▶ _Task prompt_
From the entries below, copy every line where the string "JSON" appears.
________
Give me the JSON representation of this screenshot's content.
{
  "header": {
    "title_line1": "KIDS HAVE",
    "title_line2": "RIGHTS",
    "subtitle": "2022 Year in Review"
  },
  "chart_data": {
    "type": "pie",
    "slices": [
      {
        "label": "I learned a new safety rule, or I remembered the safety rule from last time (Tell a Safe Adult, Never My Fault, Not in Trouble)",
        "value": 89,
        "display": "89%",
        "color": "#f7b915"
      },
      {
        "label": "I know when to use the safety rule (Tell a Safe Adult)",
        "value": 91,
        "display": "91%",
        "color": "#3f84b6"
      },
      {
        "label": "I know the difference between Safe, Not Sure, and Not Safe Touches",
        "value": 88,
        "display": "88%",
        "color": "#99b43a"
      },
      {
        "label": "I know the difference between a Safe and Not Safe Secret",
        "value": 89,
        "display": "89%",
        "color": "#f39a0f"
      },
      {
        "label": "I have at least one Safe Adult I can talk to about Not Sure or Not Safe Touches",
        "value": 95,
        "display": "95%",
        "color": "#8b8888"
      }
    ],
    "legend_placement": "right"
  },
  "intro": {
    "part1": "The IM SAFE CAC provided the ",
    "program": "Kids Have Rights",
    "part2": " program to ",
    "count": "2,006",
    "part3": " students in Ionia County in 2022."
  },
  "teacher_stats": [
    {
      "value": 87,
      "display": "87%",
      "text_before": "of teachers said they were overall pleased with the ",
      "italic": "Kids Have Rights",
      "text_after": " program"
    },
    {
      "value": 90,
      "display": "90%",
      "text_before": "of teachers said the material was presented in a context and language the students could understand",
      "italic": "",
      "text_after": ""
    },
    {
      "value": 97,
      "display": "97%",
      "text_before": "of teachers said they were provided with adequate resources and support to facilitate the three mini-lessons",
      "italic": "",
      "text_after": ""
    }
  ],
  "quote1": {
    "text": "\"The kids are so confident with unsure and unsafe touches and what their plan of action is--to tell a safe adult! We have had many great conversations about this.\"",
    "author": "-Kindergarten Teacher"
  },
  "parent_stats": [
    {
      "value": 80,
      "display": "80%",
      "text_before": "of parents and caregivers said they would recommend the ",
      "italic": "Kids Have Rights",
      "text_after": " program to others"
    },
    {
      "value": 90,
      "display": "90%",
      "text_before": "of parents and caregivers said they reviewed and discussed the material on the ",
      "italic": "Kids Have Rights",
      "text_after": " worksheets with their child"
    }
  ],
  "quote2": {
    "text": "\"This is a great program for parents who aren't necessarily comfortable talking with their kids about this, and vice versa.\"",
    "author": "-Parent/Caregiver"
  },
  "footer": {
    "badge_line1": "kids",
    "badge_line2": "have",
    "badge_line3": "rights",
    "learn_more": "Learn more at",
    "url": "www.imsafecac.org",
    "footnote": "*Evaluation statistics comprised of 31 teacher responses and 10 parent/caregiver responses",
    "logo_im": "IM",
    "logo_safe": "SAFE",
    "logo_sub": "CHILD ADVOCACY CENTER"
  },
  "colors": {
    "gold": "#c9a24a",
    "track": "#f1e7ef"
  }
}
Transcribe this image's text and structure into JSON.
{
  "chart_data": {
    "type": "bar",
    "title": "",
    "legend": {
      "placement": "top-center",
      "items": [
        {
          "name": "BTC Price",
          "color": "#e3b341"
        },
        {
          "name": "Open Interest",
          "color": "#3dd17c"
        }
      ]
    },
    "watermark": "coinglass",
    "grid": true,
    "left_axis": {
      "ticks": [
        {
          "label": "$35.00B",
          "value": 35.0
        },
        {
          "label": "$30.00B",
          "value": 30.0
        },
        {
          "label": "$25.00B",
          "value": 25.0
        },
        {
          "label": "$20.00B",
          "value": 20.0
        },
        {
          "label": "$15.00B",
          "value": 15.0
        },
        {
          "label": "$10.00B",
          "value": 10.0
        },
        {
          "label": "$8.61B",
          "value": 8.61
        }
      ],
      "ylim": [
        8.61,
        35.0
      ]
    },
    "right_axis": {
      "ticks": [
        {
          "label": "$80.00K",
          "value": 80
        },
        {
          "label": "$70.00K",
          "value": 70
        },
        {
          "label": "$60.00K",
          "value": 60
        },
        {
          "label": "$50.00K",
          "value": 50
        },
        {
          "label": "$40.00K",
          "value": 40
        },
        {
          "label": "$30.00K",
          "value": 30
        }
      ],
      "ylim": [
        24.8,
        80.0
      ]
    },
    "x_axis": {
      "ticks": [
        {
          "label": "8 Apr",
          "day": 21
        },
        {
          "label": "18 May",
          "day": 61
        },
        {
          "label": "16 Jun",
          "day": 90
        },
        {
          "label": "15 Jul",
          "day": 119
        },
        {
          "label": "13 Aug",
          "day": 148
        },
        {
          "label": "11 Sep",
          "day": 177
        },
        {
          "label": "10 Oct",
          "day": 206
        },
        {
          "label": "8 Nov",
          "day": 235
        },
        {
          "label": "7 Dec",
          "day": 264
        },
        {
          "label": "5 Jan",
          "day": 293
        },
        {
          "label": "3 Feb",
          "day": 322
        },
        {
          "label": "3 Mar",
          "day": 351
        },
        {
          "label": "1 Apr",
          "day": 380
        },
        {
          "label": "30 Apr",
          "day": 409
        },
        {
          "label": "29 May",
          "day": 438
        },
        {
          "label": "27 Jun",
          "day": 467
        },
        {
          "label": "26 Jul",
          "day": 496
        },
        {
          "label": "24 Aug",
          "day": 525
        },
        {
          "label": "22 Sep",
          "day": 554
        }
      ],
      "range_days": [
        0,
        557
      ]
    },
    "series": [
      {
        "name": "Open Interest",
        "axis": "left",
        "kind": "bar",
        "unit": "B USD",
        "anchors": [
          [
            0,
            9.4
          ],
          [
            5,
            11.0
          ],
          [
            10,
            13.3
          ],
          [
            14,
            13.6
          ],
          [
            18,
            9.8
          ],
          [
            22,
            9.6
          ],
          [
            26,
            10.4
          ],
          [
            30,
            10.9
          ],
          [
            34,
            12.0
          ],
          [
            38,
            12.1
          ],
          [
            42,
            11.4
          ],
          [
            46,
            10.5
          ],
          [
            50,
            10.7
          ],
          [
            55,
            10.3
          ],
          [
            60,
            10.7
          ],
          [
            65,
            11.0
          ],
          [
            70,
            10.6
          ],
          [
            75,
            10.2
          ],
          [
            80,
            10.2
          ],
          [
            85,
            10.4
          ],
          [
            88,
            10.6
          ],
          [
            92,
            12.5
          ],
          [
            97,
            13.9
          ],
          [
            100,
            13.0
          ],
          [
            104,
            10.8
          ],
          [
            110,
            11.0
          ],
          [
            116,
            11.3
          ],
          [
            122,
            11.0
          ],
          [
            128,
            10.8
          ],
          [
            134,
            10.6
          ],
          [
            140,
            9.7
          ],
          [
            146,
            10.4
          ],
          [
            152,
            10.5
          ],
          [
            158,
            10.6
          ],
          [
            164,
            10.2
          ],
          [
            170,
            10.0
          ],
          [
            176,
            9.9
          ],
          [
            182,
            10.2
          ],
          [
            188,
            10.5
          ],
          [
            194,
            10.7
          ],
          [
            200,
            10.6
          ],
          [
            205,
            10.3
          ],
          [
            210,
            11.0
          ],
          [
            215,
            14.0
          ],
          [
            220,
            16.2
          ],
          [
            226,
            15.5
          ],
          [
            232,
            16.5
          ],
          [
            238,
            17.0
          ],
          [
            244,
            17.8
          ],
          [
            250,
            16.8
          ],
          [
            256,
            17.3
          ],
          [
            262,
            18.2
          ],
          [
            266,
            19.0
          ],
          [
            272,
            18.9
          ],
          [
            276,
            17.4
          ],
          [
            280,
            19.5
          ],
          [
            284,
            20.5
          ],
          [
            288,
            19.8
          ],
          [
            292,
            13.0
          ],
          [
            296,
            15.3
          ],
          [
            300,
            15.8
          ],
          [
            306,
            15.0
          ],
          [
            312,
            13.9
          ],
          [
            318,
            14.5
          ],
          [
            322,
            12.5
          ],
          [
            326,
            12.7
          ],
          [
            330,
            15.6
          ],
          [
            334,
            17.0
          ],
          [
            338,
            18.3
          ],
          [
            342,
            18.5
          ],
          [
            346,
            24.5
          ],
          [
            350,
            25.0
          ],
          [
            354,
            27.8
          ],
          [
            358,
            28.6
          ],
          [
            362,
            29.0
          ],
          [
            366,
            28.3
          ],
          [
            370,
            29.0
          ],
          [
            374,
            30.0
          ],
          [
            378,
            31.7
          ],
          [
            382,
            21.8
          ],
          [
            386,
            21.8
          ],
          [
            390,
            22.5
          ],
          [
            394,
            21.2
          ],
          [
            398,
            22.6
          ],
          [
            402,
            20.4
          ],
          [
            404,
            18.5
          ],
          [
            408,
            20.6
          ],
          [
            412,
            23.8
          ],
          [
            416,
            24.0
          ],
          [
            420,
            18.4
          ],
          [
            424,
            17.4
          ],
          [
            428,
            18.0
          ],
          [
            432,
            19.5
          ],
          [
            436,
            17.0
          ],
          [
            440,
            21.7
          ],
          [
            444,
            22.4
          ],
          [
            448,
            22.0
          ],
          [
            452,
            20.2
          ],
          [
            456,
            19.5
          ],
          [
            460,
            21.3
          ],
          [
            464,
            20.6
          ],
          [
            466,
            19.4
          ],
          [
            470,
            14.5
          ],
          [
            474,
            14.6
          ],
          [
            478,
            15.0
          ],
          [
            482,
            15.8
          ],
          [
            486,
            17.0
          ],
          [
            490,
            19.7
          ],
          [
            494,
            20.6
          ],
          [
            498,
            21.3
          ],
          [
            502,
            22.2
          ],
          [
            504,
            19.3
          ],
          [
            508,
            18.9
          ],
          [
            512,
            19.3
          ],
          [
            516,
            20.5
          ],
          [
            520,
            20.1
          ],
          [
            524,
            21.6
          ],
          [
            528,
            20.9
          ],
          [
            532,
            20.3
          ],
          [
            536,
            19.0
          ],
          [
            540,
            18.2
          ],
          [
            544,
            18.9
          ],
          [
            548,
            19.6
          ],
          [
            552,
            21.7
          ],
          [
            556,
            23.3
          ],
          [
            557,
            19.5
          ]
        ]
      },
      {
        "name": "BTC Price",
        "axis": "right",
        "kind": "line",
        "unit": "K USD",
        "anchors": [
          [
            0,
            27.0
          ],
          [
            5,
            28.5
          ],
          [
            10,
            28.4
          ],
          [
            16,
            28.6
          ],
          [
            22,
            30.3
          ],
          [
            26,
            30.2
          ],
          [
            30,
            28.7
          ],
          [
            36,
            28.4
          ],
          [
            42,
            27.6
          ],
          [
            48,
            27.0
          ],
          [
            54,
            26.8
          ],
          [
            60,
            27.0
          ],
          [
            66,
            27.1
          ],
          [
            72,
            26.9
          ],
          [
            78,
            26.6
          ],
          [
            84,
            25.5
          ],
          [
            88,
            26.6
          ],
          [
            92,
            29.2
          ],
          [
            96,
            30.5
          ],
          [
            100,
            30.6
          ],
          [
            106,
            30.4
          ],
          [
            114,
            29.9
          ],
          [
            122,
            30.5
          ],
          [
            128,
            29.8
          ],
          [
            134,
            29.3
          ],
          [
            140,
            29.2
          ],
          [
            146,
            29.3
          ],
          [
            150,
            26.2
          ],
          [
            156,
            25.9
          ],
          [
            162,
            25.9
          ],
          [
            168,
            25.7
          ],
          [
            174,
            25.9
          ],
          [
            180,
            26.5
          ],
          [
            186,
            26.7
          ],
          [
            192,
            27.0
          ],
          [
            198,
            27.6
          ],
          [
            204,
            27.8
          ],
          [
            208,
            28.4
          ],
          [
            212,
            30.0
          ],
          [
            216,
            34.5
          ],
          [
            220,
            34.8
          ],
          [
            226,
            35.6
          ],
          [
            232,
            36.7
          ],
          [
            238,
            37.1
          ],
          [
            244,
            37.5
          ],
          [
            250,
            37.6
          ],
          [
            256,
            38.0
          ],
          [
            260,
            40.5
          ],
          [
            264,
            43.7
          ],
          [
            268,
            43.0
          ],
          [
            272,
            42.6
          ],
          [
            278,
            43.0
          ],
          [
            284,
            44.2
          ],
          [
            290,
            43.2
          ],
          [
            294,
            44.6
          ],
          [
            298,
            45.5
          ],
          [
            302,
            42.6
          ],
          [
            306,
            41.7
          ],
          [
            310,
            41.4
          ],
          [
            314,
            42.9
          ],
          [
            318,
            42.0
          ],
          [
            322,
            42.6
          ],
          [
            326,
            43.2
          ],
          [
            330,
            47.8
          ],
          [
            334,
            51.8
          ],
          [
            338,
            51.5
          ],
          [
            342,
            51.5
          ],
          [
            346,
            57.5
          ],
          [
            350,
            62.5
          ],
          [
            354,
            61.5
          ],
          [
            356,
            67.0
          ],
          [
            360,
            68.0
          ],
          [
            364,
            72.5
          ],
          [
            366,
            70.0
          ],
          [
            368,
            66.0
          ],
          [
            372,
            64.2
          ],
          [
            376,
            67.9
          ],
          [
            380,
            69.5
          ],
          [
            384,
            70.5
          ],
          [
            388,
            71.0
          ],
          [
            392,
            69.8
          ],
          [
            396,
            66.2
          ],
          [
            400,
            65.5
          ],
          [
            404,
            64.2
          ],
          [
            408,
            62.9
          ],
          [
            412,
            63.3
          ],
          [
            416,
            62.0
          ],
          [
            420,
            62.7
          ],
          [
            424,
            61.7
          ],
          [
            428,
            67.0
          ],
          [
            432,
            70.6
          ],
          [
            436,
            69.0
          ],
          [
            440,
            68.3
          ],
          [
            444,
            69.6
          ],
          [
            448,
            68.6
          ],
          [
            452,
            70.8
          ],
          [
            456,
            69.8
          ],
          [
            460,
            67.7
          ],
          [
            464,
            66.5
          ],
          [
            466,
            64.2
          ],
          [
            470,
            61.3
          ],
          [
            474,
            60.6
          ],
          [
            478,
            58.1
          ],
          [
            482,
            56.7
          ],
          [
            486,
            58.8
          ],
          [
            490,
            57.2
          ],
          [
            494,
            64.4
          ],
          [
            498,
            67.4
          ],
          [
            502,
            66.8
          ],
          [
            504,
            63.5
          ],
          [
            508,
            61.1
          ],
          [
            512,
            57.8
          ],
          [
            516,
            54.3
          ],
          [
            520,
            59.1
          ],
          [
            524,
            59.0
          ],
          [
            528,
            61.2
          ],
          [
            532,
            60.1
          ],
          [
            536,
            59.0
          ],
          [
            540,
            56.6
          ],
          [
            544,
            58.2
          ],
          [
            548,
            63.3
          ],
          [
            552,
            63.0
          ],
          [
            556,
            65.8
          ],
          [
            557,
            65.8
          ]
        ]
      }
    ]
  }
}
________
▶ _Exercise solution_
Give me the JSON representation of this screenshot's content.
Transcribe this image's text and structure into JSON.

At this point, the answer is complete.